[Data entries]

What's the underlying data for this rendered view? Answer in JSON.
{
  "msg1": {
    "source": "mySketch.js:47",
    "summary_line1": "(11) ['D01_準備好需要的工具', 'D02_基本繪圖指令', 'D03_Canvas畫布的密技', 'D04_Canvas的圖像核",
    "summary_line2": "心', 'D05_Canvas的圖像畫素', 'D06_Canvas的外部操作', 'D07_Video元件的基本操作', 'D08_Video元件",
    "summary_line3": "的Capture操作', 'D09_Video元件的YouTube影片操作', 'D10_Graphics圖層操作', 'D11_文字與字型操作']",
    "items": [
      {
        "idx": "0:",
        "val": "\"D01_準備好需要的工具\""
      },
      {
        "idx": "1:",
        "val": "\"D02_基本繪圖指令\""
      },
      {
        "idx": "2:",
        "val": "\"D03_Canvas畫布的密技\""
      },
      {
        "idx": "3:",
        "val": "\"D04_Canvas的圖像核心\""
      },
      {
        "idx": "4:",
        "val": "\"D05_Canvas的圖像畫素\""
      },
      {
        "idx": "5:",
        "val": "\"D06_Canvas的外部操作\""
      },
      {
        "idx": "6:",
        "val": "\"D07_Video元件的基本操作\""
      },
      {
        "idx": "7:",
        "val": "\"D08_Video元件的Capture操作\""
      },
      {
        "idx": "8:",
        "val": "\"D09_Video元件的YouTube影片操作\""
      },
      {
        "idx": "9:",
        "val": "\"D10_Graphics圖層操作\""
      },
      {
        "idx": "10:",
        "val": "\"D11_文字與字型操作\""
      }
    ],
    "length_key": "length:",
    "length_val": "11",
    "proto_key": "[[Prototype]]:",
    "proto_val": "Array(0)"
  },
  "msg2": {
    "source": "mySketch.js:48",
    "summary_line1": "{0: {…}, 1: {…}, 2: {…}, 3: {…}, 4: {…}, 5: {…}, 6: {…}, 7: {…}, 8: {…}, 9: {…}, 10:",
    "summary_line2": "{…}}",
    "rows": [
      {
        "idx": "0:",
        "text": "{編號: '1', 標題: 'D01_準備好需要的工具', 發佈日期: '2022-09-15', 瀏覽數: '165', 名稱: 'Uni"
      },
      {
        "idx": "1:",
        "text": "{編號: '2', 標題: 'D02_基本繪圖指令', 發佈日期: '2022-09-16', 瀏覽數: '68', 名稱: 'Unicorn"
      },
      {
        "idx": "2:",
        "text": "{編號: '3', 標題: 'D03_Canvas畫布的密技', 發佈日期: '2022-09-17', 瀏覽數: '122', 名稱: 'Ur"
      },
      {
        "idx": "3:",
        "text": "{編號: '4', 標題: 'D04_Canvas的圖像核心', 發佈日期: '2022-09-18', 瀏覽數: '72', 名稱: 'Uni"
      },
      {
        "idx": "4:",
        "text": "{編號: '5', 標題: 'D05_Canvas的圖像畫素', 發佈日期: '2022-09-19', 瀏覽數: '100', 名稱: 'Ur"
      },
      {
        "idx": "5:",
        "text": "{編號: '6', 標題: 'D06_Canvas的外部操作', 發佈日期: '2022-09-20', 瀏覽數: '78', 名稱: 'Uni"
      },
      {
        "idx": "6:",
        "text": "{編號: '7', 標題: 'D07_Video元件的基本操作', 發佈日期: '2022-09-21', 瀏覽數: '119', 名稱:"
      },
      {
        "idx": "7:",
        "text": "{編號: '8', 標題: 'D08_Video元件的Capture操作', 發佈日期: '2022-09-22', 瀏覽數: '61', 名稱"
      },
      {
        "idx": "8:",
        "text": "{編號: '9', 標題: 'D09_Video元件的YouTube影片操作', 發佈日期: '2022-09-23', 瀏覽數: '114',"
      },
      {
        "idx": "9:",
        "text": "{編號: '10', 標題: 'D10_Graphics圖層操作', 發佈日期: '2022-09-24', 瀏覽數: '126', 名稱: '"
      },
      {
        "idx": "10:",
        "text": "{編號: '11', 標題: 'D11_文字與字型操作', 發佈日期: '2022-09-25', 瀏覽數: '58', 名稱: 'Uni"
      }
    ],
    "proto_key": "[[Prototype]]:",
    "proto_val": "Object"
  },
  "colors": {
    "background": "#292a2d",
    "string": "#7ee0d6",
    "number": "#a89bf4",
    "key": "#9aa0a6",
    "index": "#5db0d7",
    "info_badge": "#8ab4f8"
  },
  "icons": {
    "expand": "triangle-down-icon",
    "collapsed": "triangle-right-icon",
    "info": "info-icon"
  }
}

#### [TASK TO CARRY OUT]
Copy out all of the records above with nothing altered.

#### [RESULT]
What's the underlying data for this rendered view? Answer in JSON.
{
  "msg1": {
    "source": "mySketch.js:47",
    "summary_line1": "(11) ['D01_準備好需要的工具', 'D02_基本繪圖指令', 'D03_Canvas畫布的密技', 'D04_Canvas的圖像核",
    "summary_line2": "心', 'D05_Canvas的圖像畫素', 'D06_Canvas的外部操作', 'D07_Video元件的基本操作', 'D08_Video元件",
    "summary_line3": "的Capture操作', 'D09_Video元件的YouTube影片操作', 'D10_Graphics圖層操作', 'D11_文字與字型操作']",
    "items": [
      {
        "idx": "0:",
        "val": "\"D01_準備好需要的工具\""
      },
      {
        "idx": "1:",
        "val": "\"D02_基本繪圖指令\""
      },
      {
        "idx": "2:",
        "val": "\"D03_Canvas畫布的密技\""
      },
      {
        "idx": "3:",
        "val": "\"D04_Canvas的圖像核心\""
      },
      {
        "idx": "4:",
        "val": "\"D05_Canvas的圖像畫素\""
      },
      {
        "idx": "5:",
        "val": "\"D06_Canvas的外部操作\""
      },
      {
        "idx": "6:",
        "val": "\"D07_Video元件的基本操作\""
      },
      {
        "idx": "7:",
        "val": "\"D08_Video元件的Capture操作\""
      },
      {
        "idx": "8:",
        "val": "\"D09_Video元件的YouTube影片操作\""
      },
      {
        "idx": "9:",
        "val": "\"D10_Graphics圖層操作\""
      },
      {
        "idx": "10:",
        "val": "\"D11_文字與字型操作\""
      }
    ],
    "length_key": "length:",
    "length_val": "11",
    "proto_key": "[[Prototype]]:",
    "proto_val": "Array(0)"
  },
  "msg2": {
    "source": "mySketch.js:48",
    "summary_line1": "{0: {…}, 1: {…}, 2: {…}, 3: {…}, 4: {…}, 5: {…}, 6: {…}, 7: {…}, 8: {…}, 9: {…}, 10:",
    "summary_line2": "{…}}",
    "rows": [
      {
        "idx": "0:",
        "text": "{編號: '1', 標題: 'D01_準備好需要的工具', 發佈日期: '2022-09-15', 瀏覽數: '165', 名稱: 'Uni"
      },
      {
        "idx": "1:",
        "text": "{編號: '2', 標題: 'D02_基本繪圖指令', 發佈日期: '2022-09-16', 瀏覽數: '68', 名稱: 'Unicorn"
      },
      {
        "idx": "2:",
        "text": "{編號: '3', 標題: 'D03_Canvas畫布的密技', 發佈日期: '2022-09-17', 瀏覽數: '122', 名稱: 'Ur"
      },
      {
        "idx": "3:",
        "text": "{編號: '4', 標題: 'D04_Canvas的圖像核心', 發佈日期: '2022-09-18', 瀏覽數: '72', 名稱: 'Uni"
      },
      {
        "idx": "4:",
        "text": "{編號: '5', 標題: 'D05_Canvas的圖像畫素', 發佈日期: '2022-09-19', 瀏覽數: '100', 名稱: 'Ur"
      },
      {
        "idx": "5:",
        "text": "{編號: '6', 標題: 'D06_Canvas的外部操作', 發佈日期: '2022-09-20', 瀏覽數: '78', 名稱: 'Uni"
      },
      {
        "idx": "6:",
        "text": "{編號: '7', 標題: 'D07_Video元件的基本操作', 發佈日期: '2022-09-21', 瀏覽數: '119', 名稱:"
      },
      {
        "idx": "7:",
        "text": "{編號: '8', 標題: 'D08_Video元件的Capture操作', 發佈日期: '2022-09-22', 瀏覽數: '61', 名稱"
      },
      {
        "idx": "8:",
        "text": "{編號: '9', 標題: 'D09_Video元件的YouTube影片操作', 發佈日期: '2022-09-23', 瀏覽數: '114',"
      },
      {
        "idx": "9:",
        "text": "{編號: '10', 標題: 'D10_Graphics圖層操作', 發佈日期: '2022-09-24', 瀏覽數: '126', 名稱: '"
      },
      {
        "idx": "10:",
        "text": "{編號: '11', 標題: 'D11_文字與字型操作', 發佈日期: '2022-09-25', 瀏覽數: '58', 名稱: 'Uni"
      }
    ],
    "proto_key": "[[Prototype]]:",
    "proto_val": "Object"
  },
  "colors": {
    "background": "#292a2d",
    "string": "#7ee0d6",
    "number": "#a89bf4",
    "key": "#9aa0a6",
    "index": "#5db0d7",
    "info_badge": "#8ab4f8"
  },
  "icons": {
    "expand": "triangle-down-icon",
    "collapsed": "triangle-right-icon",
    "info": "info-icon"
  }
}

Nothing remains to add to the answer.